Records
━━━━━━━━━━━━━━━━━━━━━━━━━━━━━━

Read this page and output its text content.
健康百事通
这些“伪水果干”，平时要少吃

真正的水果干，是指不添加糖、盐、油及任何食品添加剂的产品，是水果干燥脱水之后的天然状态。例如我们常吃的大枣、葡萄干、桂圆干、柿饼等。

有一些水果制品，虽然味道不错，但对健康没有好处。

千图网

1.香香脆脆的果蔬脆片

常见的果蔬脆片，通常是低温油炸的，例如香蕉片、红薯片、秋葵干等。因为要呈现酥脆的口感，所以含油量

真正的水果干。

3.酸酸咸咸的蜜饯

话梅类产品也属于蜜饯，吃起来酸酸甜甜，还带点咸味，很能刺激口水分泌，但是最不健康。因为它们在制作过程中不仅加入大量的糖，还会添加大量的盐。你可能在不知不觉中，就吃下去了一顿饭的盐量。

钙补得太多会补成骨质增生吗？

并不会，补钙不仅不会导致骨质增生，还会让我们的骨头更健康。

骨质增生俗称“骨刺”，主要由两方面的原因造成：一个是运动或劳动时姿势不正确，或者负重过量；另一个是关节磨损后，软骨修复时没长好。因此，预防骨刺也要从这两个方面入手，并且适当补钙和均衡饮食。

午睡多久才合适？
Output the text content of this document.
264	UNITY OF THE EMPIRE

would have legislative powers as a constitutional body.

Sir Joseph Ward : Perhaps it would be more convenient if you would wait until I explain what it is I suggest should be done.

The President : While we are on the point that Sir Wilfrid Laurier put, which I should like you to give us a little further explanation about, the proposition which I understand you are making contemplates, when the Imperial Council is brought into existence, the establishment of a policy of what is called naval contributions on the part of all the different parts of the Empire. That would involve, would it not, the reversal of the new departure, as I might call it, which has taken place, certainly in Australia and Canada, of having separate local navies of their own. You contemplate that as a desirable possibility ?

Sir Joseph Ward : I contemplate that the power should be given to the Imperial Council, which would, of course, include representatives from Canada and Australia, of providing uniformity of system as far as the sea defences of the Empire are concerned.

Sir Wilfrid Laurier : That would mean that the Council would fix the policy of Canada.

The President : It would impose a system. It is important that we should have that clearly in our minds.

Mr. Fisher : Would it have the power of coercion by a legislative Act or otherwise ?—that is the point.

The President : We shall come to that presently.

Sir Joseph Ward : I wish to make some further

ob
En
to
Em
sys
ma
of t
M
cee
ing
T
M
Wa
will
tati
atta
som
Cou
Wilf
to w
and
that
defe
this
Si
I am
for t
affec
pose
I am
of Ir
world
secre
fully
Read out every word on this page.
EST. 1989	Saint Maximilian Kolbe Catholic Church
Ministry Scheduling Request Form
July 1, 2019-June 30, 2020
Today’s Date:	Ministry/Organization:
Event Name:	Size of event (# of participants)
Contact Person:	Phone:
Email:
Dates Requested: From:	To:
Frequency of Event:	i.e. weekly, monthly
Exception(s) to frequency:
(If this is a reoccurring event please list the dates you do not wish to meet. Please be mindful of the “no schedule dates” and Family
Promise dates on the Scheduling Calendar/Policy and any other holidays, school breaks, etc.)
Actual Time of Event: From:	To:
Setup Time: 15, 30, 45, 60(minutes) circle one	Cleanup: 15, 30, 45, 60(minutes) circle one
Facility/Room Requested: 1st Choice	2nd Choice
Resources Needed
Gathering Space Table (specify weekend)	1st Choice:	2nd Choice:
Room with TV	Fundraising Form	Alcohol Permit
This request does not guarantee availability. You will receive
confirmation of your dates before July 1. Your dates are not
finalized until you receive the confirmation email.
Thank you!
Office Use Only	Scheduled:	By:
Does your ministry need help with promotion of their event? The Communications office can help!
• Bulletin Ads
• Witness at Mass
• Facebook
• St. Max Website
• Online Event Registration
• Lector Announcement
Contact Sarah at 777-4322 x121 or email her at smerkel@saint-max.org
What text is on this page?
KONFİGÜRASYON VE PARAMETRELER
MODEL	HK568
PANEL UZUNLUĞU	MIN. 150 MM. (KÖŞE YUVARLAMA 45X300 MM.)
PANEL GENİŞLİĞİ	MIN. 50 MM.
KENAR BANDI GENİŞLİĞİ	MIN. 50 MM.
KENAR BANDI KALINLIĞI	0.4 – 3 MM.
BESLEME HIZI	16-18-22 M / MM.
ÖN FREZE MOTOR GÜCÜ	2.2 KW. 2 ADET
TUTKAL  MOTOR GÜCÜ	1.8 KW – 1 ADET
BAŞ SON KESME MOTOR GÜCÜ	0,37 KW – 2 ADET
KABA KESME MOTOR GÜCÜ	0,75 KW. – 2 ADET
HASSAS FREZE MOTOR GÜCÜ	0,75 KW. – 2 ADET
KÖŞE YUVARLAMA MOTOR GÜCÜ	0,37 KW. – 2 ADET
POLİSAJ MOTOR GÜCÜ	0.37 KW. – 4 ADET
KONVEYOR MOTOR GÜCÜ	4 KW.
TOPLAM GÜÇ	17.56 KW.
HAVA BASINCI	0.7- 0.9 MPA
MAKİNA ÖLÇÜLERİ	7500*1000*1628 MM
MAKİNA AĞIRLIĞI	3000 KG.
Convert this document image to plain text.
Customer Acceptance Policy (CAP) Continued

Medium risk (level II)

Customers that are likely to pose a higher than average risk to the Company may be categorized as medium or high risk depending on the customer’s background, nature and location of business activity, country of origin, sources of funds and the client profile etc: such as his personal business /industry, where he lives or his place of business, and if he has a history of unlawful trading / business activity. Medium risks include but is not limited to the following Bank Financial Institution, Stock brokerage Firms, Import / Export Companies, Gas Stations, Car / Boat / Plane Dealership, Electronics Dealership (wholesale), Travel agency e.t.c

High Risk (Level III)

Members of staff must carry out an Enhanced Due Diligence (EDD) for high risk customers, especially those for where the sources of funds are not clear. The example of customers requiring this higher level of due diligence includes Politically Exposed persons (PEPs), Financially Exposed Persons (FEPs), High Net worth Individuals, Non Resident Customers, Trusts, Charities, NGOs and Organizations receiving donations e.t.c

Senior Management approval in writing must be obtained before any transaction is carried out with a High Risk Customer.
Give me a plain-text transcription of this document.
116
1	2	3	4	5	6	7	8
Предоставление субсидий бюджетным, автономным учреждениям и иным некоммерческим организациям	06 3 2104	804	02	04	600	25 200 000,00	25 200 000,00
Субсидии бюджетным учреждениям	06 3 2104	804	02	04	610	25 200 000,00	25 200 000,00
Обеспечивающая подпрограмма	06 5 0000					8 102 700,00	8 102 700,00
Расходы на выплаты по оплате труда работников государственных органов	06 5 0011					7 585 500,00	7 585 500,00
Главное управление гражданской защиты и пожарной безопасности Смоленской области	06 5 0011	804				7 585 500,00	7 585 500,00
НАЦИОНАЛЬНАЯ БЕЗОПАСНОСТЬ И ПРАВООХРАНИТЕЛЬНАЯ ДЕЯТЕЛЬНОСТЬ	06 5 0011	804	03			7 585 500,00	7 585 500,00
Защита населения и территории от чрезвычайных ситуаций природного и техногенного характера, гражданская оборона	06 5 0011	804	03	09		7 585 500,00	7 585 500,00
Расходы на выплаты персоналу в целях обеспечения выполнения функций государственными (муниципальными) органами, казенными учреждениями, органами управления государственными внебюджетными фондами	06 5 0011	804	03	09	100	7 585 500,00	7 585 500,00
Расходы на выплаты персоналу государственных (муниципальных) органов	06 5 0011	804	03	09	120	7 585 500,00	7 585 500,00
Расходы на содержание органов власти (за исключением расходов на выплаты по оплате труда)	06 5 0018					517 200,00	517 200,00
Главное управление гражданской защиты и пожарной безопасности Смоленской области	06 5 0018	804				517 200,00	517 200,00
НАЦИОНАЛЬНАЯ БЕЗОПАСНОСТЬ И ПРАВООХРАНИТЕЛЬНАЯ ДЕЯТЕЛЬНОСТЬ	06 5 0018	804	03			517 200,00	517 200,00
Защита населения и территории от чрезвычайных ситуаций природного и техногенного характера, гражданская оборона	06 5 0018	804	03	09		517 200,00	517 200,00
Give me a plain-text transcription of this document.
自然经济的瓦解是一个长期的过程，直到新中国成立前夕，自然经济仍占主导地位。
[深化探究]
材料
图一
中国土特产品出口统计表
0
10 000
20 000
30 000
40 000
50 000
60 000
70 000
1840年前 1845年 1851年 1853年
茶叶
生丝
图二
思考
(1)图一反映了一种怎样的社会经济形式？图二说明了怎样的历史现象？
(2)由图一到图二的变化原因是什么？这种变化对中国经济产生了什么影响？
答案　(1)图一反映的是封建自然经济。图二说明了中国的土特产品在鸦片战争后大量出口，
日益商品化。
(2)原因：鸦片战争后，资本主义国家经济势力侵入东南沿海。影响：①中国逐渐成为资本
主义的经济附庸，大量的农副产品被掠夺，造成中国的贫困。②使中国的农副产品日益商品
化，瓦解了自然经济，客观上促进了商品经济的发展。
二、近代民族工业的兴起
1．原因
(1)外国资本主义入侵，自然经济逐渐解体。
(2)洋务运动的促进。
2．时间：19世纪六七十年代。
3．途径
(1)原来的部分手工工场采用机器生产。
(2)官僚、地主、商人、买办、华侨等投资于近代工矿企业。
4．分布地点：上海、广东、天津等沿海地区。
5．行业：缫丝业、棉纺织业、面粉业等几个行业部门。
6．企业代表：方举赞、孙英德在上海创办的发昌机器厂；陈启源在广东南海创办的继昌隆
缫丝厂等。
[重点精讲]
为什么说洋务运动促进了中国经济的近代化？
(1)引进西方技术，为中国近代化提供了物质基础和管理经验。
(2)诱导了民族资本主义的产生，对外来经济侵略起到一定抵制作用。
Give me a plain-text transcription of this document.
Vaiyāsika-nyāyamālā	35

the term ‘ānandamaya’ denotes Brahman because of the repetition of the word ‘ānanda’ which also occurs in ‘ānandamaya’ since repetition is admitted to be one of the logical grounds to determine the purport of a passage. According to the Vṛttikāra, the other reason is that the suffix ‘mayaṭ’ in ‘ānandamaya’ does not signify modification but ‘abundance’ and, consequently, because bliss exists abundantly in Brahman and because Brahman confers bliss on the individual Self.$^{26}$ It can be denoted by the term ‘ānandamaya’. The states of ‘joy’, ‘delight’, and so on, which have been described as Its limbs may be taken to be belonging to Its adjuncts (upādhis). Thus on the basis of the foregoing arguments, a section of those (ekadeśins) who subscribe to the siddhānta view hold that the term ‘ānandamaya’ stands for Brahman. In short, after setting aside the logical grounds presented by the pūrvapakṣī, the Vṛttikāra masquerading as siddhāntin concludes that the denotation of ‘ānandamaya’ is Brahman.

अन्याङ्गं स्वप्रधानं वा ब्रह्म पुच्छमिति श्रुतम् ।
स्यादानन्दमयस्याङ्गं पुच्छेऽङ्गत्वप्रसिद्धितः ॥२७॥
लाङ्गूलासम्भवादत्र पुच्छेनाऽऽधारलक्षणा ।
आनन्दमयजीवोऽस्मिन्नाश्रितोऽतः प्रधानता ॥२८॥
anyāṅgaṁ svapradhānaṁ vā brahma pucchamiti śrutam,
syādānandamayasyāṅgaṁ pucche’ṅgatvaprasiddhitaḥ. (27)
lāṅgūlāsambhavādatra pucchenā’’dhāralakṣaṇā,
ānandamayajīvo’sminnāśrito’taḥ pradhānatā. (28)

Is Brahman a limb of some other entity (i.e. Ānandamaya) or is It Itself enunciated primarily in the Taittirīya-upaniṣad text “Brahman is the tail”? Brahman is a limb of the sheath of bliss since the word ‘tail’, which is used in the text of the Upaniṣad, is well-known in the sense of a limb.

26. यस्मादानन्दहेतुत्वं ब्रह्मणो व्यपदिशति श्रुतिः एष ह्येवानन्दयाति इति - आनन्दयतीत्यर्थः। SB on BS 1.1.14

━━━━━━━━━━━━━━━━━━━━━━━━━━━━━━

Using the listing, copy every line where the word "оборона" shows up.

## TASK SOLUTION
Защита населения и территории от чрезвычайных ситуаций природного и техногенного характера, гражданская оборона	06 5 0011	804	03	09		7 585 500,00	7 585 500,00
Защита населения и территории от чрезвычайных ситуаций природного и техногенного характера, гражданская оборона	06 5 0018	804	03	09		517 200,00	517 200,00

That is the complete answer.